> What is being asked
Pictures do not belong in the copy; quote every entry below exactly.

>> Begin

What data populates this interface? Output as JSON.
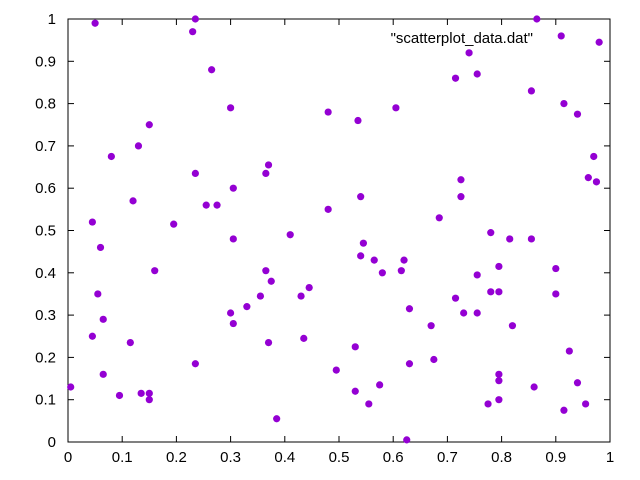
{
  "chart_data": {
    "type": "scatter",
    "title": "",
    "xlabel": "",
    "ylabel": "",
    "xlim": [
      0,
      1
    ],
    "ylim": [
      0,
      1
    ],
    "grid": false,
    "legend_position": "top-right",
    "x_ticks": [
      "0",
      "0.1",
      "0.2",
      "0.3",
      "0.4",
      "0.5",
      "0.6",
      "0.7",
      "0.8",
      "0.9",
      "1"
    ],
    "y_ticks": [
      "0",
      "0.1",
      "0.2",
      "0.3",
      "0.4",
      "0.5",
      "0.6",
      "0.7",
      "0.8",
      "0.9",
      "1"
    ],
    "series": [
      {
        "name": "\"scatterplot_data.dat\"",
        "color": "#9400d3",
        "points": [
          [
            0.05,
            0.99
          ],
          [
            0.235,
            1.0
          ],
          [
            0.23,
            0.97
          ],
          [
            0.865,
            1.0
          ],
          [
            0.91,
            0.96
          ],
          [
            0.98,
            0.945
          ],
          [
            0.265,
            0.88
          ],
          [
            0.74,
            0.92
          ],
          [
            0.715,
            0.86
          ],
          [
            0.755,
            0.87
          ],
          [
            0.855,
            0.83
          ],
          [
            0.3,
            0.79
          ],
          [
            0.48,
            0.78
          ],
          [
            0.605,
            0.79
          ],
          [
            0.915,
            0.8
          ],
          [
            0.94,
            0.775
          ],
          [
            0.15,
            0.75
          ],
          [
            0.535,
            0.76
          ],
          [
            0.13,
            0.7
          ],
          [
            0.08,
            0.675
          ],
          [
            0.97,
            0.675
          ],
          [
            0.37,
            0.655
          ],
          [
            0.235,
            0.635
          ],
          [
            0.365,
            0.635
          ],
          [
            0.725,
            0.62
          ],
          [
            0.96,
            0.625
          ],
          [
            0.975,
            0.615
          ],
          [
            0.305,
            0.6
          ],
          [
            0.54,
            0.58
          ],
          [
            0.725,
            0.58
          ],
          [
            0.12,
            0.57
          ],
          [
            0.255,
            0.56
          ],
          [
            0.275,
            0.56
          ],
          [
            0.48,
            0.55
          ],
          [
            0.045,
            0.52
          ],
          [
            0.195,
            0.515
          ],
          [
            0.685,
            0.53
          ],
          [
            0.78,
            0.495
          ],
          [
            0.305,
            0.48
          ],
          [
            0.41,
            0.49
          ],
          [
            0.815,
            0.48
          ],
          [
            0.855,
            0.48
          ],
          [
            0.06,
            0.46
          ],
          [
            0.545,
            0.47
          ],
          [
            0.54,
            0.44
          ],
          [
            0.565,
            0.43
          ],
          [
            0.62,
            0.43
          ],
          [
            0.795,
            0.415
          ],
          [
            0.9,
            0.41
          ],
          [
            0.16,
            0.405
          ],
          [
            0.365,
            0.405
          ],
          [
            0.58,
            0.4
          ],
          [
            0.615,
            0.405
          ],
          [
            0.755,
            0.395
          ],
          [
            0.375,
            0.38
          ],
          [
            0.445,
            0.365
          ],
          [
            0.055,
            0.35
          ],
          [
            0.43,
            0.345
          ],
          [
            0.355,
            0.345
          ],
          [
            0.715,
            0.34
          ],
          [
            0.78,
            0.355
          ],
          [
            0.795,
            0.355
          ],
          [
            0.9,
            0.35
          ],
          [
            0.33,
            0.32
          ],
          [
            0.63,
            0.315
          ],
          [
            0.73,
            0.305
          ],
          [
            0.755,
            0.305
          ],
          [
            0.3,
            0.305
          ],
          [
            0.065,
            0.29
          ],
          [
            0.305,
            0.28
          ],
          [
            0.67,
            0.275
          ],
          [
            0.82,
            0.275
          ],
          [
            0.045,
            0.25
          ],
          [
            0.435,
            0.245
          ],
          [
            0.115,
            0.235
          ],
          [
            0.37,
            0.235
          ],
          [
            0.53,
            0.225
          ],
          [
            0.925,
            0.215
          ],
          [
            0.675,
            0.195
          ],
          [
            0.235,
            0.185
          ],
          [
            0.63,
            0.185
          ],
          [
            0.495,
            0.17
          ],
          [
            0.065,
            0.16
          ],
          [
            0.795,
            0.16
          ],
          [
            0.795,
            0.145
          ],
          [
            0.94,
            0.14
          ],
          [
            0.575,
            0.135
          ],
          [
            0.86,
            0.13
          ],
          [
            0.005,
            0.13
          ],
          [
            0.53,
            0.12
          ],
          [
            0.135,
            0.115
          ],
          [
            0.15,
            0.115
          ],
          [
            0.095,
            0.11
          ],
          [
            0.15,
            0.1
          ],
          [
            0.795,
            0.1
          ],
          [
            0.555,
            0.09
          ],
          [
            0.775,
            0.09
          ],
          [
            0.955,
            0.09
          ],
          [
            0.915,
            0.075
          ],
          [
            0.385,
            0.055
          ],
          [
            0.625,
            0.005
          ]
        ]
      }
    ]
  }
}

>> End

> Answer for the task
What data populates this interface? Output as JSON.
{
  "chart_data": {
    "type": "scatter",
    "title": "",
    "xlabel": "",
    "ylabel": "",
    "xlim": [
      0,
      1
    ],
    "ylim": [
      0,
      1
    ],
    "grid": false,
    "legend_position": "top-right",
    "x_ticks": [
      "0",
      "0.1",
      "0.2",
      "0.3",
      "0.4",
      "0.5",
      "0.6",
      "0.7",
      "0.8",
      "0.9",
      "1"
    ],
    "y_ticks": [
      "0",
      "0.1",
      "0.2",
      "0.3",
      "0.4",
      "0.5",
      "0.6",
      "0.7",
      "0.8",
      "0.9",
      "1"
    ],
    "series": [
      {
        "name": "\"scatterplot_data.dat\"",
        "color": "#9400d3",
        "points": [
          [
            0.05,
            0.99
          ],
          [
            0.235,
            1.0
          ],
          [
            0.23,
            0.97
          ],
          [
            0.865,
            1.0
          ],
          [
            0.91,
            0.96
          ],
          [
            0.98,
            0.945
          ],
          [
            0.265,
            0.88
          ],
          [
            0.74,
            0.92
          ],
          [
            0.715,
            0.86
          ],
          [
            0.755,
            0.87
          ],
          [
            0.855,
            0.83
          ],
          [
            0.3,
            0.79
          ],
          [
            0.48,
            0.78
          ],
          [
            0.605,
            0.79
          ],
          [
            0.915,
            0.8
          ],
          [
            0.94,
            0.775
          ],
          [
            0.15,
            0.75
          ],
          [
            0.535,
            0.76
          ],
          [
            0.13,
            0.7
          ],
          [
            0.08,
            0.675
          ],
          [
            0.97,
            0.675
          ],
          [
            0.37,
            0.655
          ],
          [
            0.235,
            0.635
          ],
          [
            0.365,
            0.635
          ],
          [
            0.725,
            0.62
          ],
          [
            0.96,
            0.625
          ],
          [
            0.975,
            0.615
          ],
          [
            0.305,
            0.6
          ],
          [
            0.54,
            0.58
          ],
          [
            0.725,
            0.58
          ],
          [
            0.12,
            0.57
          ],
          [
            0.255,
            0.56
          ],
          [
            0.275,
            0.56
          ],
          [
            0.48,
            0.55
          ],
          [
            0.045,
            0.52
          ],
          [
            0.195,
            0.515
          ],
          [
            0.685,
            0.53
          ],
          [
            0.78,
            0.495
          ],
          [
            0.305,
            0.48
          ],
          [
            0.41,
            0.49
          ],
          [
            0.815,
            0.48
          ],
          [
            0.855,
            0.48
          ],
          [
            0.06,
            0.46
          ],
          [
            0.545,
            0.47
          ],
          [
            0.54,
            0.44
          ],
          [
            0.565,
            0.43
          ],
          [
            0.62,
            0.43
          ],
          [
            0.795,
            0.415
          ],
          [
            0.9,
            0.41
          ],
          [
            0.16,
            0.405
          ],
          [
            0.365,
            0.405
          ],
          [
            0.58,
            0.4
          ],
          [
            0.615,
            0.405
          ],
          [
            0.755,
            0.395
          ],
          [
            0.375,
            0.38
          ],
          [
            0.445,
            0.365
          ],
          [
            0.055,
            0.35
          ],
          [
            0.43,
            0.345
          ],
          [
            0.355,
            0.345
          ],
          [
            0.715,
            0.34
          ],
          [
            0.78,
            0.355
          ],
          [
            0.795,
            0.355
          ],
          [
            0.9,
            0.35
          ],
          [
            0.33,
            0.32
          ],
          [
            0.63,
            0.315
          ],
          [
            0.73,
            0.305
          ],
          [
            0.755,
            0.305
          ],
          [
            0.3,
            0.305
          ],
          [
            0.065,
            0.29
          ],
          [
            0.305,
            0.28
          ],
          [
            0.67,
            0.275
          ],
          [
            0.82,
            0.275
          ],
          [
            0.045,
            0.25
          ],
          [
            0.435,
            0.245
          ],
          [
            0.115,
            0.235
          ],
          [
            0.37,
            0.235
          ],
          [
            0.53,
            0.225
          ],
          [
            0.925,
            0.215
          ],
          [
            0.675,
            0.195
          ],
          [
            0.235,
            0.185
          ],
          [
            0.63,
            0.185
          ],
          [
            0.495,
            0.17
          ],
          [
            0.065,
            0.16
          ],
          [
            0.795,
            0.16
          ],
          [
            0.795,
            0.145
          ],
          [
            0.94,
            0.14
          ],
          [
            0.575,
            0.135
          ],
          [
            0.86,
            0.13
          ],
          [
            0.005,
            0.13
          ],
          [
            0.53,
            0.12
          ],
          [
            0.135,
            0.115
          ],
          [
            0.15,
            0.115
          ],
          [
            0.095,
            0.11
          ],
          [
            0.15,
            0.1
          ],
          [
            0.795,
            0.1
          ],
          [
            0.555,
            0.09
          ],
          [
            0.775,
            0.09
          ],
          [
            0.955,
            0.09
          ],
          [
            0.915,
            0.075
          ],
          [
            0.385,
            0.055
          ],
          [
            0.625,
            0.005
          ]
        ]
      }
    ]
  }
}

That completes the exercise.